* _Stated exercise_
Identify each line containing the word "image" and copy it.

* _Supplied material_
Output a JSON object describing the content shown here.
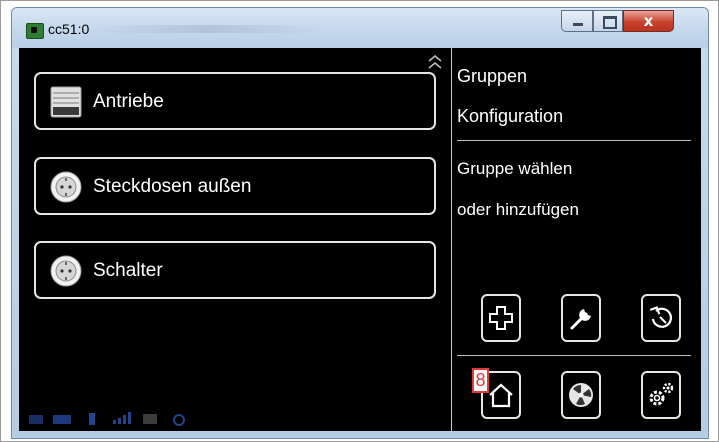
{
  "window": {
    "title": "cc51:0",
    "close_label": "x"
  },
  "groups": [
    {
      "label": "Antriebe",
      "icon": "blind-icon"
    },
    {
      "label": "Steckdosen außen",
      "icon": "socket-icon"
    },
    {
      "label": "Schalter",
      "icon": "socket-icon"
    }
  ],
  "panel": {
    "title_line1": "Gruppen",
    "title_line2": "Konfiguration",
    "hint_line1": "Gruppe wählen",
    "hint_line2": "oder hinzufügen"
  },
  "actions": [
    {
      "name": "add-icon"
    },
    {
      "name": "wrench-icon"
    },
    {
      "name": "back-icon"
    },
    {
      "name": "home-icon"
    },
    {
      "name": "fan-icon"
    },
    {
      "name": "gears-icon"
    }
  ],
  "badge": {
    "value": "8",
    "color": "#e53935"
  },
  "colors": {
    "screen_bg": "#000000",
    "outline": "#e6e6e6",
    "text": "#ffffff"
  }
}
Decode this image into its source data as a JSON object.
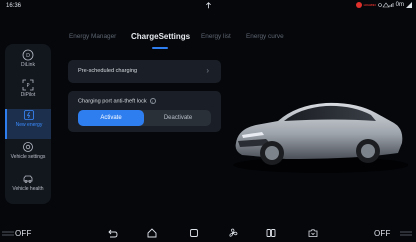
{
  "status": {
    "time": "16:36",
    "operator": "HUAWEI",
    "right_text": "0m"
  },
  "sidebar": {
    "items": [
      {
        "label": "DiLink",
        "icon": "dilink-icon"
      },
      {
        "label": "DiPilot",
        "icon": "dipilot-icon"
      },
      {
        "label": "New energy",
        "icon": "new-energy-icon"
      },
      {
        "label": "Vehicle settings",
        "icon": "vehicle-settings-icon"
      },
      {
        "label": "Vehicle health",
        "icon": "vehicle-health-icon"
      }
    ],
    "active_index": 2
  },
  "tabs": [
    {
      "label": "Energy Manager"
    },
    {
      "label": "ChargeSettings"
    },
    {
      "label": "Energy list"
    },
    {
      "label": "Energy curve"
    }
  ],
  "active_tab": 1,
  "settings": {
    "pre_scheduled_label": "Pre-scheduled charging",
    "antitheft_label": "Charging port anti-theft lock",
    "activate_label": "Activate",
    "deactivate_label": "Deactivate",
    "selected": "Activate"
  },
  "bottom": {
    "ac_left": "OFF",
    "ac_right": "OFF",
    "dock_icons": [
      "back-icon",
      "home-icon",
      "recent-apps-icon",
      "fan-icon",
      "split-screen-icon",
      "camera-icon"
    ]
  },
  "colors": {
    "accent": "#2f7ef0",
    "background": "#05070b",
    "card": "#1a1f27"
  }
}
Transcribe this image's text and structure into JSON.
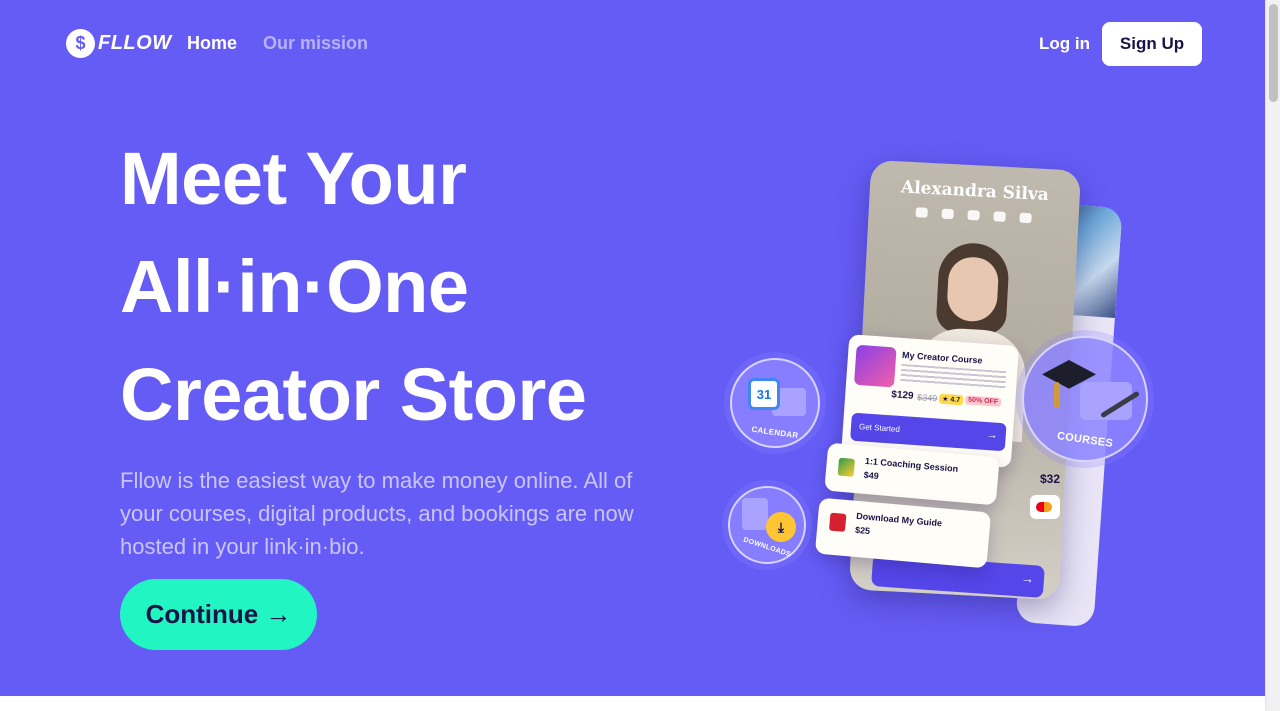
{
  "brand": {
    "logo_text": "FLLOW",
    "logo_symbol": "$"
  },
  "nav": {
    "home": "Home",
    "mission": "Our mission",
    "login": "Log in",
    "signup": "Sign Up"
  },
  "hero": {
    "headline": [
      "Meet Your",
      "All·in·One",
      "Creator Store"
    ],
    "subtitle": "Fllow is the easiest way to make money online. All of your courses, digital products, and bookings are now hosted in your link·in·bio.",
    "cta": "Continue →"
  },
  "illustration": {
    "profile_name": "Alexandra Silva",
    "course_card": {
      "title": "My Creator Course",
      "price": "$129",
      "old_price": "$349",
      "rating": "★ 4.7",
      "discount": "50% OFF",
      "button": "Get Started",
      "button_arrow": "→"
    },
    "coaching": {
      "title": "1:1 Coaching Session",
      "price": "$49"
    },
    "guide": {
      "title": "Download My Guide",
      "price": "$25"
    },
    "bubbles": {
      "calendar": "CALENDAR",
      "calendar_day": "31",
      "downloads": "DOWNLOADS",
      "courses": "COURSES",
      "download_icon": "⤓"
    },
    "side_price": "$32",
    "bottom_arrow": "→"
  },
  "colors": {
    "hero_bg": "#655cf6",
    "cta_bg": "#21f5c2",
    "subtitle": "#c9c5fb",
    "nav_muted": "#b7b2fb"
  }
}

* _Reply_
Decode this image into its source data as a JSON object.
Transcribe this image's text and structure into JSON.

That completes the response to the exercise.